REQUIREMENTS
1) Copy the passage from the United 93 post, starting at "All I want to" and ending at "of this film.".
2) List every feeling that the United 93 post says the movie will give its viewer.
──────── PASSAGE SHOWN
Just saw the movie United 93 tonight - I'll do a full review later, but I still need to process it.

All I want to say right now is that this movie hits like a haymaker - and that's why the movie was so good. It'll make you tense, shocked, and teary-eyed. This is as close to the unvarnished truth as you can get, and that we know how it ends in no way lessens the impact of this film.

It is this year's Passion of the Christ - and I daresay United 93 made an even bigger impression on me than Passion. Let me explain: I have spent the majority of my life internalizing the trial and crucifixtion of Jesus Christ. It is important to me, to be sure, but it is a story I already know in great detail and accept in full. It is a familiarity wrought by years of close experience.
────────────────
──────── DATASET EXTRACT
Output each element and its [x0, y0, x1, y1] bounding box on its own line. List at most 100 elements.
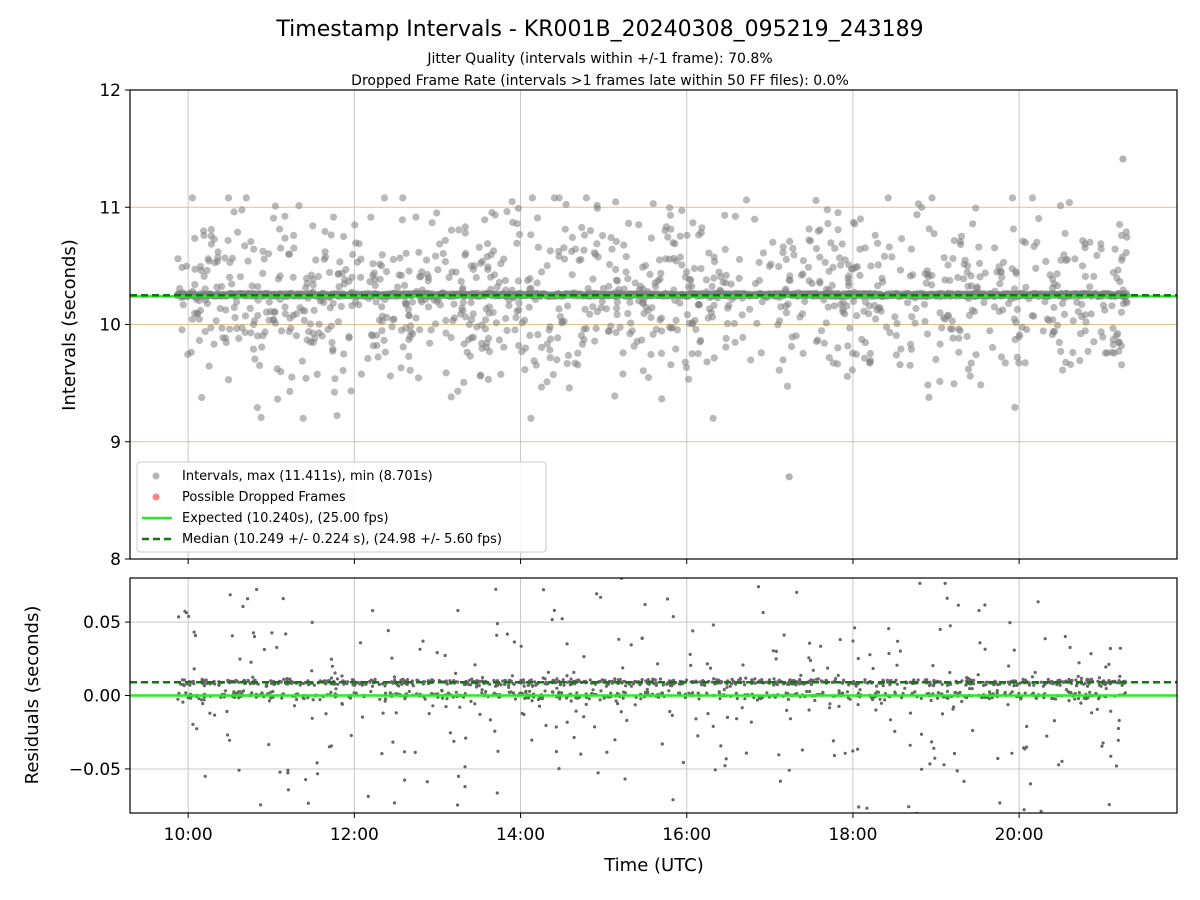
────────────────
PER-TASK ANSWERS
1)
All I want to say right now is that this movie hits like a haymaker - and that's why the movie was so good. It'll make you tense, shocked, and teary-eyed. This is as close to the unvarnished truth as you can get, and that we know how it ends in no way lessens the impact of this film.

2)
- Tense
- Shocked
- Teary-eyed